## [The task]
Return the records in full, exactly as given.

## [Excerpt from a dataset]
::::::
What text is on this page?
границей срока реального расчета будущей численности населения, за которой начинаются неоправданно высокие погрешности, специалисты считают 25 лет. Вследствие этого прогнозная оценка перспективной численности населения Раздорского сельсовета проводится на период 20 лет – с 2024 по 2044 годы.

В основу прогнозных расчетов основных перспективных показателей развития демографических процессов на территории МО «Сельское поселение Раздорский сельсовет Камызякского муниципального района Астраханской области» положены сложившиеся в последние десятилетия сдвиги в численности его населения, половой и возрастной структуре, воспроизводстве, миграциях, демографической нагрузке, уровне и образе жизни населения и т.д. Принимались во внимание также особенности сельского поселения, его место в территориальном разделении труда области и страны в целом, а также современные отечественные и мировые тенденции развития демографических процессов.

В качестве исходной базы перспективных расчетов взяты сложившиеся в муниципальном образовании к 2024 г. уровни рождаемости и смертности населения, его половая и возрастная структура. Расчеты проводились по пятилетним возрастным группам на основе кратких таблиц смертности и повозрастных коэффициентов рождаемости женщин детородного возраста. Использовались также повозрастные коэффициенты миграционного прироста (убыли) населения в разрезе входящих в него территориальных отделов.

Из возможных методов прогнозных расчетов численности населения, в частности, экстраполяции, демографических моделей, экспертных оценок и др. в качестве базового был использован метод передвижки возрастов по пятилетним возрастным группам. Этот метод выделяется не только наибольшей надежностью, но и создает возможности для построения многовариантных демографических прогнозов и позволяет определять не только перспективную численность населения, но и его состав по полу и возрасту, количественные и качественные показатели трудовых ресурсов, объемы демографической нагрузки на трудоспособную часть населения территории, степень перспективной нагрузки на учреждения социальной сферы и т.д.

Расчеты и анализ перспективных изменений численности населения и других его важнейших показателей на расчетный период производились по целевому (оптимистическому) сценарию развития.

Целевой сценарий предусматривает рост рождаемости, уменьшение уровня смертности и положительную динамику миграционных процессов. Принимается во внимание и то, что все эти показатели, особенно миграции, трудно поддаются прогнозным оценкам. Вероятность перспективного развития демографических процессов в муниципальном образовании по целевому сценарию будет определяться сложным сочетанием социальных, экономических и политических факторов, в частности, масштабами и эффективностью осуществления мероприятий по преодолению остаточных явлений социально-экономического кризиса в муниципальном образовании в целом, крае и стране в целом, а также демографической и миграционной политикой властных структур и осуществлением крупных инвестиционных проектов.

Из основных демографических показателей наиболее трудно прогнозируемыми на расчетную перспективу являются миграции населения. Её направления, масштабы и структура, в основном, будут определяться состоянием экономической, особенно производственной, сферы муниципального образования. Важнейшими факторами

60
::::::
## [Correct output]
What text is on this page?
границей срока реального расчета будущей численности населения, за которой начинаются неоправданно высокие погрешности, специалисты считают 25 лет. Вследствие этого прогнозная оценка перспективной численности населения Раздорского сельсовета проводится на период 20 лет – с 2024 по 2044 годы.

В основу прогнозных расчетов основных перспективных показателей развития демографических процессов на территории МО «Сельское поселение Раздорский сельсовет Камызякского муниципального района Астраханской области» положены сложившиеся в последние десятилетия сдвиги в численности его населения, половой и возрастной структуре, воспроизводстве, миграциях, демографической нагрузке, уровне и образе жизни населения и т.д. Принимались во внимание также особенности сельского поселения, его место в территориальном разделении труда области и страны в целом, а также современные отечественные и мировые тенденции развития демографических процессов.

В качестве исходной базы перспективных расчетов взяты сложившиеся в муниципальном образовании к 2024 г. уровни рождаемости и смертности населения, его половая и возрастная структура. Расчеты проводились по пятилетним возрастным группам на основе кратких таблиц смертности и повозрастных коэффициентов рождаемости женщин детородного возраста. Использовались также повозрастные коэффициенты миграционного прироста (убыли) населения в разрезе входящих в него территориальных отделов.

Из возможных методов прогнозных расчетов численности населения, в частности, экстраполяции, демографических моделей, экспертных оценок и др. в качестве базового был использован метод передвижки возрастов по пятилетним возрастным группам. Этот метод выделяется не только наибольшей надежностью, но и создает возможности для построения многовариантных демографических прогнозов и позволяет определять не только перспективную численность населения, но и его состав по полу и возрасту, количественные и качественные показатели трудовых ресурсов, объемы демографической нагрузки на трудоспособную часть населения территории, степень перспективной нагрузки на учреждения социальной сферы и т.д.

Расчеты и анализ перспективных изменений численности населения и других его важнейших показателей на расчетный период производились по целевому (оптимистическому) сценарию развития.

Целевой сценарий предусматривает рост рождаемости, уменьшение уровня смертности и положительную динамику миграционных процессов. Принимается во внимание и то, что все эти показатели, особенно миграции, трудно поддаются прогнозным оценкам. Вероятность перспективного развития демографических процессов в муниципальном образовании по целевому сценарию будет определяться сложным сочетанием социальных, экономических и политических факторов, в частности, масштабами и эффективностью осуществления мероприятий по преодолению остаточных явлений социально-экономического кризиса в муниципальном образовании в целом, крае и стране в целом, а также демографической и миграционной политикой властных структур и осуществлением крупных инвестиционных проектов.

Из основных демографических показателей наиболее трудно прогнозируемыми на расчетную перспективу являются миграции населения. Её направления, масштабы и структура, в основном, будут определяться состоянием экономической, особенно производственной, сферы муниципального образования. Важнейшими факторами

60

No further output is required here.